> _Written exercise_
Take all the material and copy it exactly.

> _Raw data_
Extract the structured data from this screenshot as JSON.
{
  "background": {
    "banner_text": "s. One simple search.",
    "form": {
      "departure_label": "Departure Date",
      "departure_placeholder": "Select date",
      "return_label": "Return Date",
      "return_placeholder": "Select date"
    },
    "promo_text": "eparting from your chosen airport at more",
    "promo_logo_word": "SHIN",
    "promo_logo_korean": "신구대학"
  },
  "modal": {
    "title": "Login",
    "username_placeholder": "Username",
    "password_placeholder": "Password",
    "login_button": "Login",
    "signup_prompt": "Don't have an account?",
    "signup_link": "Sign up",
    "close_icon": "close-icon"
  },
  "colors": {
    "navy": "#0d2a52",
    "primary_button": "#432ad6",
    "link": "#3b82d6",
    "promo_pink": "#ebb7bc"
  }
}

> _Result_
Extract the structured data from this screenshot as JSON.
{
  "background": {
    "banner_text": "s. One simple search.",
    "form": {
      "departure_label": "Departure Date",
      "departure_placeholder": "Select date",
      "return_label": "Return Date",
      "return_placeholder": "Select date"
    },
    "promo_text": "eparting from your chosen airport at more",
    "promo_logo_word": "SHIN",
    "promo_logo_korean": "신구대학"
  },
  "modal": {
    "title": "Login",
    "username_placeholder": "Username",
    "password_placeholder": "Password",
    "login_button": "Login",
    "signup_prompt": "Don't have an account?",
    "signup_link": "Sign up",
    "close_icon": "close-icon"
  },
  "colors": {
    "navy": "#0d2a52",
    "primary_button": "#432ad6",
    "link": "#3b82d6",
    "promo_pink": "#ebb7bc"
  }
}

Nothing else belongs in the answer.